> _YOUR OBJECTIVE_
Count the lines in the entries below that contain the word "sensor", and reply with that number alone.
-- Start PROVIDED DATA --
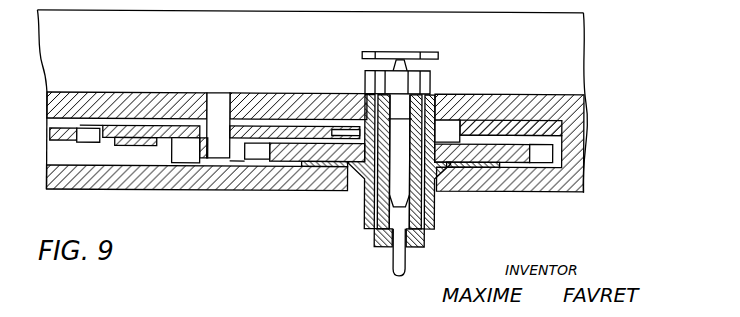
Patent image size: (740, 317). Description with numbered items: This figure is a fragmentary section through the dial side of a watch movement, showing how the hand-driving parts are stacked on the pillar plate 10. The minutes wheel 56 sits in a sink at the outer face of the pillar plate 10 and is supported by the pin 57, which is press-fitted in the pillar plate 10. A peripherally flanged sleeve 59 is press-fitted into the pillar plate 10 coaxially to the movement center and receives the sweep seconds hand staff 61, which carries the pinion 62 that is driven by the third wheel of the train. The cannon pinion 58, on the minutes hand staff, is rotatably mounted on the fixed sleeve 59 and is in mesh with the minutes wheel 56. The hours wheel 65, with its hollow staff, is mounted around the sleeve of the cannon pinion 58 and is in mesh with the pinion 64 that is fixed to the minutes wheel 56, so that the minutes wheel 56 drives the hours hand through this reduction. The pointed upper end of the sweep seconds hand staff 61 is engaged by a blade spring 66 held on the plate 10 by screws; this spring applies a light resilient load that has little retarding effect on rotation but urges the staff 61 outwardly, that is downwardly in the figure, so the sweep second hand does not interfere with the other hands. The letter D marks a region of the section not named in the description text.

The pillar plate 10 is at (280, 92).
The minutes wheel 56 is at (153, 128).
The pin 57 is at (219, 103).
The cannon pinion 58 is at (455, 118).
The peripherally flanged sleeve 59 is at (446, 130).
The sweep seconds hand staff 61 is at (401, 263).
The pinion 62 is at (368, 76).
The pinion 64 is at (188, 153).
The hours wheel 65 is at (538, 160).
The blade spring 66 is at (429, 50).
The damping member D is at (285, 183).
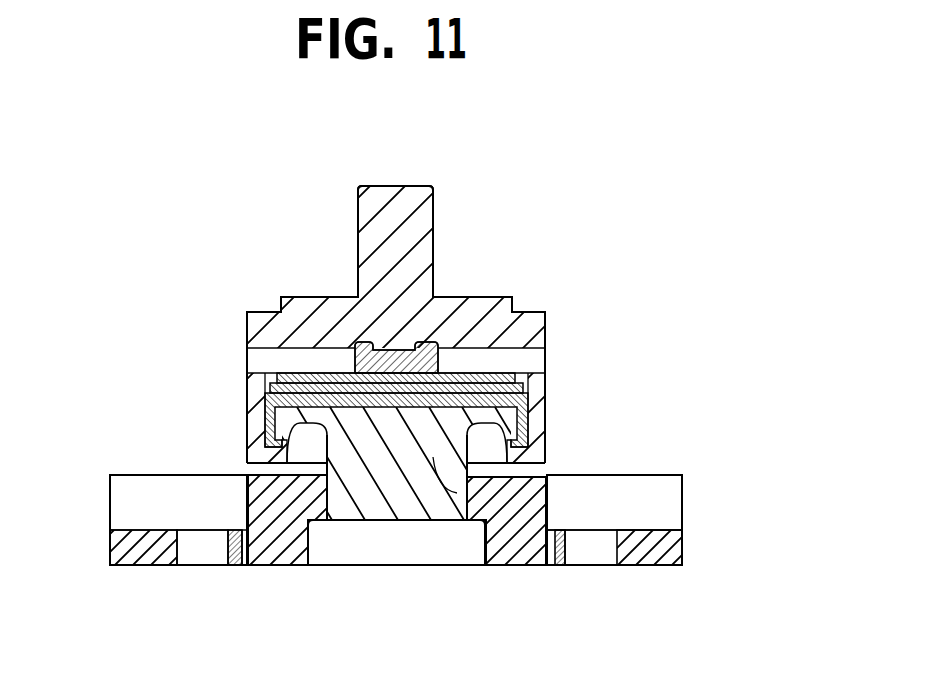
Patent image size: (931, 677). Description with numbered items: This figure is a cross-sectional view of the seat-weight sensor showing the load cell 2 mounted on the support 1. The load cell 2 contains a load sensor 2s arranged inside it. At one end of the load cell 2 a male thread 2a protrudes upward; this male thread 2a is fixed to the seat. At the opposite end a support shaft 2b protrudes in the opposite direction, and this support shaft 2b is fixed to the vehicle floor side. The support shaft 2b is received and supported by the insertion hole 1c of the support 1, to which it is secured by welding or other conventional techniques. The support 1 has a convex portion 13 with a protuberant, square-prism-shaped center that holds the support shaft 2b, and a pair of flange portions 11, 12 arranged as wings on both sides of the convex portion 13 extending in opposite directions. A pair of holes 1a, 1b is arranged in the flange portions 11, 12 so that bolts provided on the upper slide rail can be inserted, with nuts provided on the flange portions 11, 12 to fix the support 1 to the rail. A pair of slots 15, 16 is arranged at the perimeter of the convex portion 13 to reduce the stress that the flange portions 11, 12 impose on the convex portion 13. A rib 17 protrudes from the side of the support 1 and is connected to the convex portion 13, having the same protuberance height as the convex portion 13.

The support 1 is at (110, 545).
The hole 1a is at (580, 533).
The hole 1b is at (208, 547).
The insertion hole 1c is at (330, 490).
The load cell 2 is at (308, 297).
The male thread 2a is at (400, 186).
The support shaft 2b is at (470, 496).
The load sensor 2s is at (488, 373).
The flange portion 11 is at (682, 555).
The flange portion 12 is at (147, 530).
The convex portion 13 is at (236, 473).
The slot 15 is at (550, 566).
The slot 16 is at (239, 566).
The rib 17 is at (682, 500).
-- End PROVIDED DATA --
> _SOLUTION TO THIS EXERCISE_
2